Task directions> The data below should be printed in full, exactly, and without any of its images.

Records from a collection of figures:
**********

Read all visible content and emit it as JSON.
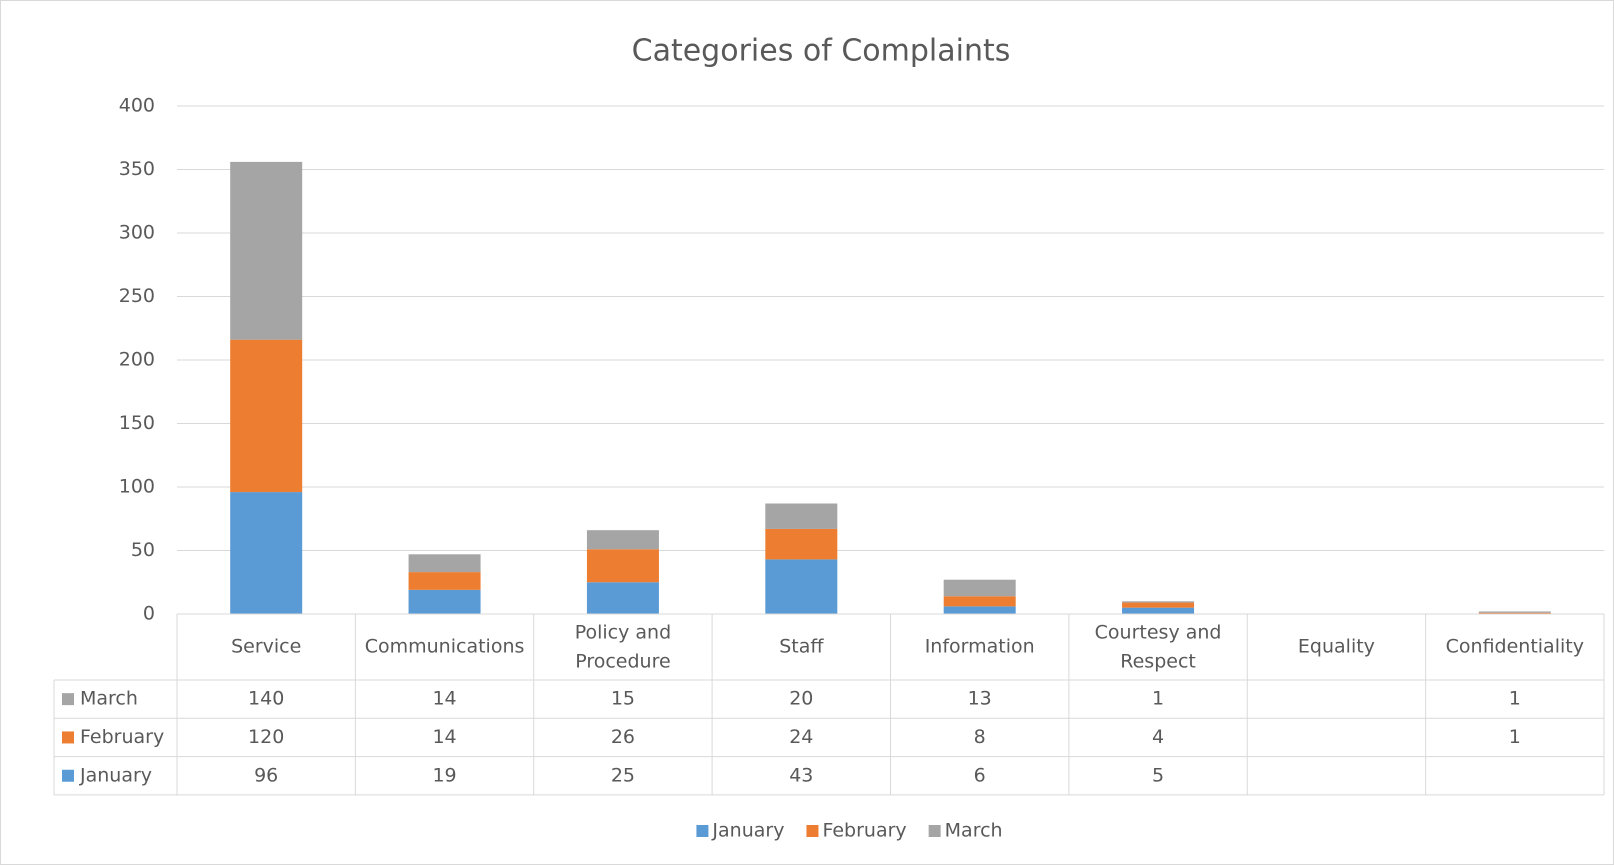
{
  "chart_data": {
    "type": "stacked_bar",
    "title": "Categories of Complaints",
    "categories": [
      "Service",
      "Communications",
      "Policy and Procedure",
      "Staff",
      "Information",
      "Courtesy and Respect",
      "Equality",
      "Confidentiality"
    ],
    "series": [
      {
        "name": "January",
        "color": "#5b9bd5",
        "values": [
          96,
          19,
          25,
          43,
          6,
          5,
          null,
          null
        ]
      },
      {
        "name": "February",
        "color": "#ed7d31",
        "values": [
          120,
          14,
          26,
          24,
          8,
          4,
          null,
          1
        ]
      },
      {
        "name": "March",
        "color": "#a5a5a5",
        "values": [
          140,
          14,
          15,
          20,
          13,
          1,
          null,
          1
        ]
      }
    ],
    "ylim": [
      0,
      400
    ],
    "yticks": [
      0,
      50,
      100,
      150,
      200,
      250,
      300,
      350,
      400
    ],
    "grid": true,
    "legend": "bottom"
  }
}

**********

Output below>
Read all visible content and emit it as JSON.
{
  "chart_data": {
    "type": "stacked_bar",
    "title": "Categories of Complaints",
    "categories": [
      "Service",
      "Communications",
      "Policy and Procedure",
      "Staff",
      "Information",
      "Courtesy and Respect",
      "Equality",
      "Confidentiality"
    ],
    "series": [
      {
        "name": "January",
        "color": "#5b9bd5",
        "values": [
          96,
          19,
          25,
          43,
          6,
          5,
          null,
          null
        ]
      },
      {
        "name": "February",
        "color": "#ed7d31",
        "values": [
          120,
          14,
          26,
          24,
          8,
          4,
          null,
          1
        ]
      },
      {
        "name": "March",
        "color": "#a5a5a5",
        "values": [
          140,
          14,
          15,
          20,
          13,
          1,
          null,
          1
        ]
      }
    ],
    "ylim": [
      0,
      400
    ],
    "yticks": [
      0,
      50,
      100,
      150,
      200,
      250,
      300,
      350,
      400
    ],
    "grid": true,
    "legend": "bottom"
  }
}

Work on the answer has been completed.